» **RECORDS TO PROCESS**:
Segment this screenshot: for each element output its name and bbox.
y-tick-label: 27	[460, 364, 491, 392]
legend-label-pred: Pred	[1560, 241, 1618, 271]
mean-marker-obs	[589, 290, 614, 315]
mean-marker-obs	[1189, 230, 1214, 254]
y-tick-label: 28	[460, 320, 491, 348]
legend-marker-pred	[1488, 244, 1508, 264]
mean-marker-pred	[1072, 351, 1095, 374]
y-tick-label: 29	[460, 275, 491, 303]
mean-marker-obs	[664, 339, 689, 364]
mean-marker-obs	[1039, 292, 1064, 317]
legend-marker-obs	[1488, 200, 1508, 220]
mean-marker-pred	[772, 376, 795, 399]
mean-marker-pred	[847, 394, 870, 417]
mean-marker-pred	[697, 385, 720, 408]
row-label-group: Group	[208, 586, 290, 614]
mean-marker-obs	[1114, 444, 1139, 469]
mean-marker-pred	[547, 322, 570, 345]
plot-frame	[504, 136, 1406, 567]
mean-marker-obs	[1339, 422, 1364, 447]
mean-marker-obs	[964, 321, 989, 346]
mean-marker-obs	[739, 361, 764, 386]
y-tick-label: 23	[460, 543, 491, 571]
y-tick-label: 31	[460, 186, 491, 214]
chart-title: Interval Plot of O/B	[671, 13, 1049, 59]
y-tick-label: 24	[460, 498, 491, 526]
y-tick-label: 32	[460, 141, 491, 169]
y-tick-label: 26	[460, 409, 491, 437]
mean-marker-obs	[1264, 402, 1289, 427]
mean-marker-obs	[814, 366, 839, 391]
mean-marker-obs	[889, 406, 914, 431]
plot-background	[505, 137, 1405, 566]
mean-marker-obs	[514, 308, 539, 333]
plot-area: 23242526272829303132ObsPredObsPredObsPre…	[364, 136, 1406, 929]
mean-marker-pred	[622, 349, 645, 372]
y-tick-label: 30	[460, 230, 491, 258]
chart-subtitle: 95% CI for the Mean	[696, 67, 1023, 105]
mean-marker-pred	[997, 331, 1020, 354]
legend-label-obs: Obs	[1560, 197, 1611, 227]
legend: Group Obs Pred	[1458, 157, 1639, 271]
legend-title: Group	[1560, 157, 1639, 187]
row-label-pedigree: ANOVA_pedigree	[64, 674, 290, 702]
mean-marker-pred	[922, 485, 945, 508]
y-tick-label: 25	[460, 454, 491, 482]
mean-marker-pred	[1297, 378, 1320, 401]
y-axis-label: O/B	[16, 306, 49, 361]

» **WHAT YOU ARE ASKED TO DO**: Quote the lines of the material word for word, starting with the first line and stopping after the line that contains "186, 491, 214]".

» **RIGHT ANSWER**:
Segment this screenshot: for each element output its name and bbox.
y-tick-label: 27	[460, 364, 491, 392]
legend-label-pred: Pred	[1560, 241, 1618, 271]
mean-marker-obs	[589, 290, 614, 315]
mean-marker-obs	[1189, 230, 1214, 254]
y-tick-label: 28	[460, 320, 491, 348]
legend-marker-pred	[1488, 244, 1508, 264]
mean-marker-pred	[1072, 351, 1095, 374]
y-tick-label: 29	[460, 275, 491, 303]
mean-marker-obs	[664, 339, 689, 364]
mean-marker-obs	[1039, 292, 1064, 317]
legend-marker-obs	[1488, 200, 1508, 220]
mean-marker-pred	[772, 376, 795, 399]
mean-marker-pred	[847, 394, 870, 417]
mean-marker-pred	[697, 385, 720, 408]
row-label-group: Group	[208, 586, 290, 614]
mean-marker-obs	[1114, 444, 1139, 469]
mean-marker-pred	[547, 322, 570, 345]
plot-frame	[504, 136, 1406, 567]
mean-marker-obs	[1339, 422, 1364, 447]
mean-marker-obs	[964, 321, 989, 346]
mean-marker-obs	[739, 361, 764, 386]
y-tick-label: 23	[460, 543, 491, 571]
y-tick-label: 31	[460, 186, 491, 214]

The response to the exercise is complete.